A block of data
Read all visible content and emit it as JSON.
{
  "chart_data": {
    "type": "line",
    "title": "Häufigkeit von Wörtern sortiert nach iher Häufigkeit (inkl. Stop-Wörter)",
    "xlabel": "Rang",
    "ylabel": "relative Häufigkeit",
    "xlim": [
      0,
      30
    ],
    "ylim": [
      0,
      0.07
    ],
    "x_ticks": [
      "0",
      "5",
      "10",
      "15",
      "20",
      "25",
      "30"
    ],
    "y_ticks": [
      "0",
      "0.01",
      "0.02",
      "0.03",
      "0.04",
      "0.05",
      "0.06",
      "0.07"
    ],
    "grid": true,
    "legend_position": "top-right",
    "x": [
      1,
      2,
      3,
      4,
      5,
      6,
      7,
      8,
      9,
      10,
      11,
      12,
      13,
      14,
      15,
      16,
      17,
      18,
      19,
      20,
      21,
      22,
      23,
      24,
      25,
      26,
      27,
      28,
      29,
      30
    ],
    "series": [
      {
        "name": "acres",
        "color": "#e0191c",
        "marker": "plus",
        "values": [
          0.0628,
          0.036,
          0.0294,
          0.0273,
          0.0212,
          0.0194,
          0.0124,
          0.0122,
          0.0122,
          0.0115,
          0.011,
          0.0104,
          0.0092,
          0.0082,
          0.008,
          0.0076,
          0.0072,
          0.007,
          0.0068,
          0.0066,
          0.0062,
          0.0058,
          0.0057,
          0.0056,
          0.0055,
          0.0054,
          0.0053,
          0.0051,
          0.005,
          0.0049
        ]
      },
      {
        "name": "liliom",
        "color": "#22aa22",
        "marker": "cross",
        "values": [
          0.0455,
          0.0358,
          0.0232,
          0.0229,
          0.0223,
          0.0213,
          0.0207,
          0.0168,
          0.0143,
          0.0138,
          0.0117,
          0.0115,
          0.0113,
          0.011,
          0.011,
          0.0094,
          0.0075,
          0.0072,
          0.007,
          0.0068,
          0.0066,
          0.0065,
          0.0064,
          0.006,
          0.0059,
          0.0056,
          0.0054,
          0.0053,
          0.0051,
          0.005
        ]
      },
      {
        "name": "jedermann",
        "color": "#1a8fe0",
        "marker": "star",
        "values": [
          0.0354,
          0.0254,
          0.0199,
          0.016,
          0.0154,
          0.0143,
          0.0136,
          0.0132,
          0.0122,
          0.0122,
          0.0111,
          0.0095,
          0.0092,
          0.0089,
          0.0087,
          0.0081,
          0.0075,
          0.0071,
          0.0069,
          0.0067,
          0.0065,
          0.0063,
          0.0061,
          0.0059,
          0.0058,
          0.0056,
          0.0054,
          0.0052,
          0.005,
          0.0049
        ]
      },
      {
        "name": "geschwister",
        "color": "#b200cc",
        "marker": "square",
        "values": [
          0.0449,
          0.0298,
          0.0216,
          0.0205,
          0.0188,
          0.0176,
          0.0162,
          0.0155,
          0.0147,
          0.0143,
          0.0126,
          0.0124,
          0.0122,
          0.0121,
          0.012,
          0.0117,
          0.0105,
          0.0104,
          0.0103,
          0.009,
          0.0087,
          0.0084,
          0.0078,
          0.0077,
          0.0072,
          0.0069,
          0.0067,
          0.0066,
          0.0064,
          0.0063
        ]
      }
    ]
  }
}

◆ Task objective ◆
Collect the lines of the data that carry the word "Häufigkeit".

◆ Output ◆
    "title": "Häufigkeit von Wörtern sortiert nach iher Häufigkeit (inkl. Stop-Wörter)",
    "ylabel": "relative Häufigkeit",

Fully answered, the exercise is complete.